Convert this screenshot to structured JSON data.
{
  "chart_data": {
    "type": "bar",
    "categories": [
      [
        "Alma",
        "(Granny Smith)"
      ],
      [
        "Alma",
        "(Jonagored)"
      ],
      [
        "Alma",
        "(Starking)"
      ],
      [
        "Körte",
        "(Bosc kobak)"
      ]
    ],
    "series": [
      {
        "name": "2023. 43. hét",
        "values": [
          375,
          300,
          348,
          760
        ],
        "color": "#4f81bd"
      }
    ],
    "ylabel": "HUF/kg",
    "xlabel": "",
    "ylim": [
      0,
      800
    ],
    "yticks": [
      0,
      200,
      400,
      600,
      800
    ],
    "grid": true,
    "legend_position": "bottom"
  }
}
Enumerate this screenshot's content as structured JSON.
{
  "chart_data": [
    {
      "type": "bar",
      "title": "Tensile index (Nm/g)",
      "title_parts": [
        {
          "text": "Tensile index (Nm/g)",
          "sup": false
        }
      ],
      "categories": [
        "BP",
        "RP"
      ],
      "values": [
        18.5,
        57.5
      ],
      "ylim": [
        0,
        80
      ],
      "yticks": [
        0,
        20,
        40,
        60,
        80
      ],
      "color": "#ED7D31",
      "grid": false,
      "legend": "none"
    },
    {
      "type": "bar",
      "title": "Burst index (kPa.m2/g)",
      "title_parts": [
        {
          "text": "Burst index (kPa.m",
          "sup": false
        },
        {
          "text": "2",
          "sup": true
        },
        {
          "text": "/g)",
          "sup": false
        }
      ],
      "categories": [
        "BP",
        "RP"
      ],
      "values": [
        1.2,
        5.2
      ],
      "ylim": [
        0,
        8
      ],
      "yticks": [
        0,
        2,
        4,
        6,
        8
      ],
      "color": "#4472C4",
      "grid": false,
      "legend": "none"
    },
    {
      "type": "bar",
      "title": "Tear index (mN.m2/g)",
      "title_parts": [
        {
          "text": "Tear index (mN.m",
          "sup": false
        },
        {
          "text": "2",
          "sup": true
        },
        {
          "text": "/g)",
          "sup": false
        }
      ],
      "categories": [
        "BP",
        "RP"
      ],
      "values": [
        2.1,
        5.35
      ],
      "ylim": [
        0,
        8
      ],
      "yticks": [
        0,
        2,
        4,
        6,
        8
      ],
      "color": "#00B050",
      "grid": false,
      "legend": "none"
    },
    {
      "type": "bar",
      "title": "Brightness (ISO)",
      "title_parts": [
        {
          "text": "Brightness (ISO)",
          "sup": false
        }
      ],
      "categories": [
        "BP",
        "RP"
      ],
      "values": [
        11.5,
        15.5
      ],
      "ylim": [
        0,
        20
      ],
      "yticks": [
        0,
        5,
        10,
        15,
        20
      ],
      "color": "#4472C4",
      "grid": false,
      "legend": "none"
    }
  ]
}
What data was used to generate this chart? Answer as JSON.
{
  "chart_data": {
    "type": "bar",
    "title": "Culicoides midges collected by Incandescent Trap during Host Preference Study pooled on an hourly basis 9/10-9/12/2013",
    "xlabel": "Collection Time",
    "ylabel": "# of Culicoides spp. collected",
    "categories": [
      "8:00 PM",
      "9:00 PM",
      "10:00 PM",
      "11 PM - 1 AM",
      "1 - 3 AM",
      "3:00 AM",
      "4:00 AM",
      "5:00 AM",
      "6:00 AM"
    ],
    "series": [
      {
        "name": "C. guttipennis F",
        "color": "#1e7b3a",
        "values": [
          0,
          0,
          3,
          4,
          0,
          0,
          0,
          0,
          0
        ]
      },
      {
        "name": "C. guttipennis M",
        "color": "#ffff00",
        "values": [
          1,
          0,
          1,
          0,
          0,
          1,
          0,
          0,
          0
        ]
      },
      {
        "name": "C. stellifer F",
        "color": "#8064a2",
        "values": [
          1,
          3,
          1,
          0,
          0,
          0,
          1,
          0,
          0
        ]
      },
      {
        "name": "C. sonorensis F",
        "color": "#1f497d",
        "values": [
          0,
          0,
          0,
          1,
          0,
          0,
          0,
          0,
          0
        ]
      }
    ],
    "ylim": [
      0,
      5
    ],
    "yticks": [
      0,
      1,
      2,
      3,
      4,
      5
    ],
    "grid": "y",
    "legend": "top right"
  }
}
□ □ □ □
Set exercise:
From the data above, pick out each line containing "this" and copy it.

Output of the exercise:
Convert this screenshot to structured JSON data.
Enumerate this screenshot's content as structured JSON.
What data was used to generate this chart? Answer as JSON.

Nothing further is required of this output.